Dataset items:

—————

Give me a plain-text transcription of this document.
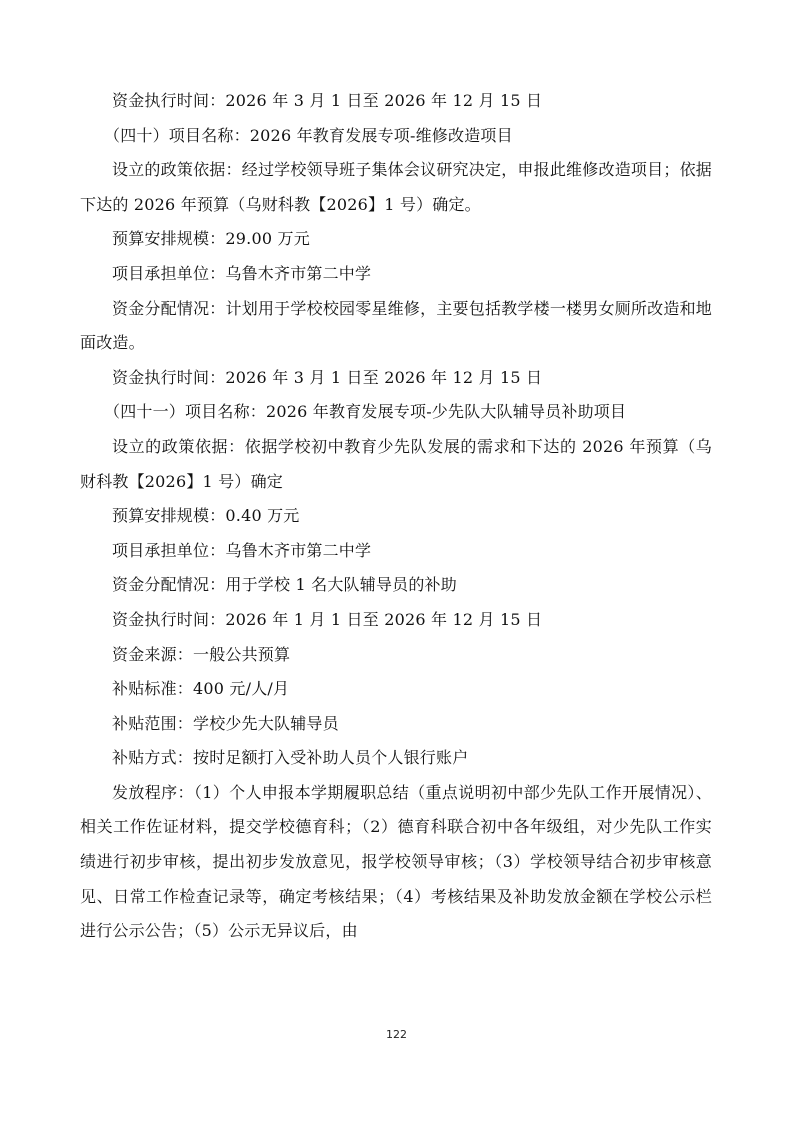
资金执行时间：2026 年 3 月 1 日至 2026 年 12 月 15 日

（四十）项目名称：2026 年教育发展专项-维修改造项目

设立的政策依据：经过学校领导班子集体会议研究决定，申报此维修改造项目；依据下达的 2026 年预算（乌财科教【2026】1 号）确定。

预算安排规模：29.00 万元

项目承担单位：乌鲁木齐市第二中学

资金分配情况：计划用于学校校园零星维修，主要包括教学楼一楼男女厕所改造和地面改造。

资金执行时间：2026 年 3 月 1 日至 2026 年 12 月 15 日

（四十一）项目名称：2026 年教育发展专项-少先队大队辅导员补助项目

设立的政策依据：依据学校初中教育少先队发展的需求和下达的 2026 年预算（乌财科教【2026】1 号）确定

预算安排规模：0.40 万元

项目承担单位：乌鲁木齐市第二中学

资金分配情况：用于学校 1 名大队辅导员的补助

资金执行时间：2026 年 1 月 1 日至 2026 年 12 月 15 日

资金来源：一般公共预算

补贴标准：400 元/人/月

补贴范围：学校少先大队辅导员

补贴方式：按时足额打入受补助人员个人银行账户

发放程序：（1）个人申报本学期履职总结（重点说明初中部少先队工作开展情况）、相关工作佐证材料，提交学校德育科；（2）德育科联合初中各年级组，对少先队工作实绩进行初步审核，提出初步发放意见，报学校领导审核；（3）学校领导结合初步审核意见、日常工作检查记录等，确定考核结果；（4）考核结果及补助发放金额在学校公示栏进行公示公告；（5）公示无异议后，由

122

—————

**EXERCISE REQUIREMENTS**
Transcribe the material exactly, keeping every word and none of the pictures.

**RESULT**
Give me a plain-text transcription of this document.
资金执行时间：2026 年 3 月 1 日至 2026 年 12 月 15 日

（四十）项目名称：2026 年教育发展专项-维修改造项目

设立的政策依据：经过学校领导班子集体会议研究决定，申报此维修改造项目；依据下达的 2026 年预算（乌财科教【2026】1 号）确定。

预算安排规模：29.00 万元

项目承担单位：乌鲁木齐市第二中学

资金分配情况：计划用于学校校园零星维修，主要包括教学楼一楼男女厕所改造和地面改造。

资金执行时间：2026 年 3 月 1 日至 2026 年 12 月 15 日

（四十一）项目名称：2026 年教育发展专项-少先队大队辅导员补助项目

设立的政策依据：依据学校初中教育少先队发展的需求和下达的 2026 年预算（乌财科教【2026】1 号）确定

预算安排规模：0.40 万元

项目承担单位：乌鲁木齐市第二中学

资金分配情况：用于学校 1 名大队辅导员的补助

资金执行时间：2026 年 1 月 1 日至 2026 年 12 月 15 日

资金来源：一般公共预算

补贴标准：400 元/人/月

补贴范围：学校少先大队辅导员

补贴方式：按时足额打入受补助人员个人银行账户

发放程序：（1）个人申报本学期履职总结（重点说明初中部少先队工作开展情况）、相关工作佐证材料，提交学校德育科；（2）德育科联合初中各年级组，对少先队工作实绩进行初步审核，提出初步发放意见，报学校领导审核；（3）学校领导结合初步审核意见、日常工作检查记录等，确定考核结果；（4）考核结果及补助发放金额在学校公示栏进行公示公告；（5）公示无异议后，由

122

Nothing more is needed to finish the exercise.